Search the records for the word "phone" and report each line that has it.

── Supplied data ──

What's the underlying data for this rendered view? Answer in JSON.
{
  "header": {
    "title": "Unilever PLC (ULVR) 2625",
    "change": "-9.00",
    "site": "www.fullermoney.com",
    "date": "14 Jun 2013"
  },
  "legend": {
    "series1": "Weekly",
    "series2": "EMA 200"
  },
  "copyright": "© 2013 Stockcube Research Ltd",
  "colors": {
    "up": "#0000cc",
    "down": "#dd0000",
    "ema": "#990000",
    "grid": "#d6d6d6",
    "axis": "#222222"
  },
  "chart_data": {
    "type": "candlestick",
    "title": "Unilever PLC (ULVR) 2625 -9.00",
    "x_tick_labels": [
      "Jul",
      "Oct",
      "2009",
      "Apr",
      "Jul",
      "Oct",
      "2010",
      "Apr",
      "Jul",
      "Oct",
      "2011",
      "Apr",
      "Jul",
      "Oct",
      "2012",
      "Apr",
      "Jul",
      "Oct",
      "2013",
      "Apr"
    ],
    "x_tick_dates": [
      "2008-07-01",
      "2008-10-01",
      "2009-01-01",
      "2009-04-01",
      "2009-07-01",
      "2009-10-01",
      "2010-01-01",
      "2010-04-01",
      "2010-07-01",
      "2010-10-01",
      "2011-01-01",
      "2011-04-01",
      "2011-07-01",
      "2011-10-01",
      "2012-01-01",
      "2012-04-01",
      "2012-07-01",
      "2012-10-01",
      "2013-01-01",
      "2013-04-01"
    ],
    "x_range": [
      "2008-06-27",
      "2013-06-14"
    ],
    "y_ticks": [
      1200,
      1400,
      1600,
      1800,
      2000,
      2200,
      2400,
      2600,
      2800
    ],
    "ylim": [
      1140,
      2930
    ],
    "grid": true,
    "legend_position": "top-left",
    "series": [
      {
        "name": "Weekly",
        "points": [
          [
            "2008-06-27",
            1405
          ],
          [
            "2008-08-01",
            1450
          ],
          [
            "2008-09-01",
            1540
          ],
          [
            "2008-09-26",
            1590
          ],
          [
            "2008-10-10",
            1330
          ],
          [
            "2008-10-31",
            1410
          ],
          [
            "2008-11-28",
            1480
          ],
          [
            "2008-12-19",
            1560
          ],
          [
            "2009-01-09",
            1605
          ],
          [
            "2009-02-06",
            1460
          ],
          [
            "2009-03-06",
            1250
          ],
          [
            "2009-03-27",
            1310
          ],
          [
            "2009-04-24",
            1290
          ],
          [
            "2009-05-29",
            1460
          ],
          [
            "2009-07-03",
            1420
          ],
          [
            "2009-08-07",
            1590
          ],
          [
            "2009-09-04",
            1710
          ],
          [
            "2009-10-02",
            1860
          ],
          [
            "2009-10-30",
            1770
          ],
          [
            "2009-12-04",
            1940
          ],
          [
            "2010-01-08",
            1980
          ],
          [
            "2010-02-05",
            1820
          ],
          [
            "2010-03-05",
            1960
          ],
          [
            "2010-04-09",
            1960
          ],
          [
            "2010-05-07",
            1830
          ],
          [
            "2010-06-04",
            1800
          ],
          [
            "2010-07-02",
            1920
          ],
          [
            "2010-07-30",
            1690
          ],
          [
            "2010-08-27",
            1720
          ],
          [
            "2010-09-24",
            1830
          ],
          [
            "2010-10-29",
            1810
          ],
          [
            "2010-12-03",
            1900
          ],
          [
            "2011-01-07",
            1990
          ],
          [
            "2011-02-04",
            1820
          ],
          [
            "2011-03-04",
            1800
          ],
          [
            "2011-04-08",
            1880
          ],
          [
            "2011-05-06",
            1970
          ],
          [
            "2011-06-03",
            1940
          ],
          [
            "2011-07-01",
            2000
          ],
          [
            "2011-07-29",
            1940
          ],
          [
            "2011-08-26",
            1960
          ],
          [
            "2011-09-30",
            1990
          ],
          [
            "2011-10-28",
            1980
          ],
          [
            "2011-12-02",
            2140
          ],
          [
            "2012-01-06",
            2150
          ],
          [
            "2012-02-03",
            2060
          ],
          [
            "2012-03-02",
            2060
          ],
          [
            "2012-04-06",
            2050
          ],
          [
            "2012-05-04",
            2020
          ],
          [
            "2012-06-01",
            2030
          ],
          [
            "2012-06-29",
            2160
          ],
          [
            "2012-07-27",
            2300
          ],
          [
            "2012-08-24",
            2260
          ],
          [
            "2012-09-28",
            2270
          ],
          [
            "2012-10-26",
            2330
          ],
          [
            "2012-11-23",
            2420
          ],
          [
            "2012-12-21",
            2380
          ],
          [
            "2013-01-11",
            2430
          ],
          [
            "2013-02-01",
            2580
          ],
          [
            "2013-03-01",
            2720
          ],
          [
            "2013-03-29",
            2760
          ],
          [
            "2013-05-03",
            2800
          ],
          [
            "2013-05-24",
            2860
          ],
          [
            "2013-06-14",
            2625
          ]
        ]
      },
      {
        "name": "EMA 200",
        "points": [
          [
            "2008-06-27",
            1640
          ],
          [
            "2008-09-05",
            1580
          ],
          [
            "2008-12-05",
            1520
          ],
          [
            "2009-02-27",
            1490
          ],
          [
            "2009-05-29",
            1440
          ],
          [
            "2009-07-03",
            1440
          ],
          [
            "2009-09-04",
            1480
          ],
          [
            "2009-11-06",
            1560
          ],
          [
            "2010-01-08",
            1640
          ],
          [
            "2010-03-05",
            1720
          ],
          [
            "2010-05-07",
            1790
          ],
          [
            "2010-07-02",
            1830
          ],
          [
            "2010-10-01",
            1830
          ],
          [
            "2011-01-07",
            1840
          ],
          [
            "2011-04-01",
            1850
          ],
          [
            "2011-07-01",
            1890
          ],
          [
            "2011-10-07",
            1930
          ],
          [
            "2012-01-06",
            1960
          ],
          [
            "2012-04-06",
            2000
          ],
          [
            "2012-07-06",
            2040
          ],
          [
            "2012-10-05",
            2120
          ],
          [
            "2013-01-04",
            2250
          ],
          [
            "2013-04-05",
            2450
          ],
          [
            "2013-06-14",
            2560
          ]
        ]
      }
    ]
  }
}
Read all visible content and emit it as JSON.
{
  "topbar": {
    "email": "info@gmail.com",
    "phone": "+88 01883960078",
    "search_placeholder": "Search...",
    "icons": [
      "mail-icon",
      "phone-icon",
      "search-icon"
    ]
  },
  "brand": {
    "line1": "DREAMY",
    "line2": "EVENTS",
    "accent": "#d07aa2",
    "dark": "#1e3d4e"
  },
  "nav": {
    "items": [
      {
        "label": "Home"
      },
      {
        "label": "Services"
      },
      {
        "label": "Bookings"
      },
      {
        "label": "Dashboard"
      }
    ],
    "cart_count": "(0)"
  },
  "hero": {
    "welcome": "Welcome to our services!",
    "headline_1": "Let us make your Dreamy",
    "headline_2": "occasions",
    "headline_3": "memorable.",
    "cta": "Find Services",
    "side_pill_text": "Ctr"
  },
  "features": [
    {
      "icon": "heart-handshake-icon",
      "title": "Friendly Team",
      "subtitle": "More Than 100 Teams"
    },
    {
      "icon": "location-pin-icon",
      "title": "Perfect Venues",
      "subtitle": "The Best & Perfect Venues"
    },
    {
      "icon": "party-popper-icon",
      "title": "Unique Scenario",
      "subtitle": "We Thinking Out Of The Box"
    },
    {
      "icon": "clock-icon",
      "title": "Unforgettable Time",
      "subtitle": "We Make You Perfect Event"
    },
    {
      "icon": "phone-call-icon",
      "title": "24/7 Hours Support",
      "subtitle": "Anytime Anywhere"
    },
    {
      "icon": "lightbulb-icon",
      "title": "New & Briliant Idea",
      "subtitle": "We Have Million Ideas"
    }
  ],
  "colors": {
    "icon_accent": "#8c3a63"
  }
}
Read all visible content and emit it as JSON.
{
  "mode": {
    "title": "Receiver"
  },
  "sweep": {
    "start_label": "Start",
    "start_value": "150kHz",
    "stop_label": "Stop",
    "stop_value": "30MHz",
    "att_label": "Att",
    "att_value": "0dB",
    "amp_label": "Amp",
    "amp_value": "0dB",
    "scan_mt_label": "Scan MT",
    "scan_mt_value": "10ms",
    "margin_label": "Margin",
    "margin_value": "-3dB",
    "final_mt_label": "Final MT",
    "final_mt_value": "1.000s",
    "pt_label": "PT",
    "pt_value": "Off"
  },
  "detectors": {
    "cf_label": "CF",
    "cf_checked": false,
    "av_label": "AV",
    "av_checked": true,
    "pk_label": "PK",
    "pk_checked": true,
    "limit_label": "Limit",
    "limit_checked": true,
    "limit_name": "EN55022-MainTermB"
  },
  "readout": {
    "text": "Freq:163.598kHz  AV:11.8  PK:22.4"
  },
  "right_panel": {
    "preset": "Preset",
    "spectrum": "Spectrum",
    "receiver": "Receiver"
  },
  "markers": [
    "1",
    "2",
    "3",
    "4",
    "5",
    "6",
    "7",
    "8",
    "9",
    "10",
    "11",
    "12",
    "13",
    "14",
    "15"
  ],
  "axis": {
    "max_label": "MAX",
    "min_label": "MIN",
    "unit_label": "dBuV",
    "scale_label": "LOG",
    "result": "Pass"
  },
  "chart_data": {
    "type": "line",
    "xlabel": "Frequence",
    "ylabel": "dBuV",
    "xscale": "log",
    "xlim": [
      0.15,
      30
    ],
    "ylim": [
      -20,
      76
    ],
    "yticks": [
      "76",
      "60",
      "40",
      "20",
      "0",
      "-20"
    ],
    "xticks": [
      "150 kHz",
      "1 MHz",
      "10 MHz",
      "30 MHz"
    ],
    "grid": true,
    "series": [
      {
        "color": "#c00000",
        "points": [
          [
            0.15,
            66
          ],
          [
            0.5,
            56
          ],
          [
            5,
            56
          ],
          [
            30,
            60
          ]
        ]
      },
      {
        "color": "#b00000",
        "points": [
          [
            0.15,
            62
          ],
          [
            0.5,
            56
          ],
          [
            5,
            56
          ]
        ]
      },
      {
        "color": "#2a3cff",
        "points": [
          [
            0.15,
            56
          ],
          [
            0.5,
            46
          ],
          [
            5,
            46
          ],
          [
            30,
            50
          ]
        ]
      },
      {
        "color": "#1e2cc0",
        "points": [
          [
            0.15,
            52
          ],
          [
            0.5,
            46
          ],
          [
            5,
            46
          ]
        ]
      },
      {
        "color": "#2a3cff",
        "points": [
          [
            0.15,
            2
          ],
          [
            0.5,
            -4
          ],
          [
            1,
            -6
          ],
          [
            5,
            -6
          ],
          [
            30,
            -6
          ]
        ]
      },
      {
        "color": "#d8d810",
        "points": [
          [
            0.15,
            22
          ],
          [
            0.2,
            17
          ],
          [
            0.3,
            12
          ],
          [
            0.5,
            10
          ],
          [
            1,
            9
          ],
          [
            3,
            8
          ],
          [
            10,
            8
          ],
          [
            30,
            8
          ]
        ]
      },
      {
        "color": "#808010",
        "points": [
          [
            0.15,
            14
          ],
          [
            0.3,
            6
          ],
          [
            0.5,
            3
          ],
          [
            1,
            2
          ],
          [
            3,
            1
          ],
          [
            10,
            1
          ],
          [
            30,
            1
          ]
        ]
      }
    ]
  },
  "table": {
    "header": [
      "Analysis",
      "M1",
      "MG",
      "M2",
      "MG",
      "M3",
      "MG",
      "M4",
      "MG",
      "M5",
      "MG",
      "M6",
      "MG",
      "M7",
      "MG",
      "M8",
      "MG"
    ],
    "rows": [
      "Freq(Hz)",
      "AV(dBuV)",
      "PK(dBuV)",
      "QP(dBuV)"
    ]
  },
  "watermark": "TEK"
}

───

Answer for this exercise:
    "phone": "+88 01883960078",
      "phone-icon",
      "icon": "phone-call-icon",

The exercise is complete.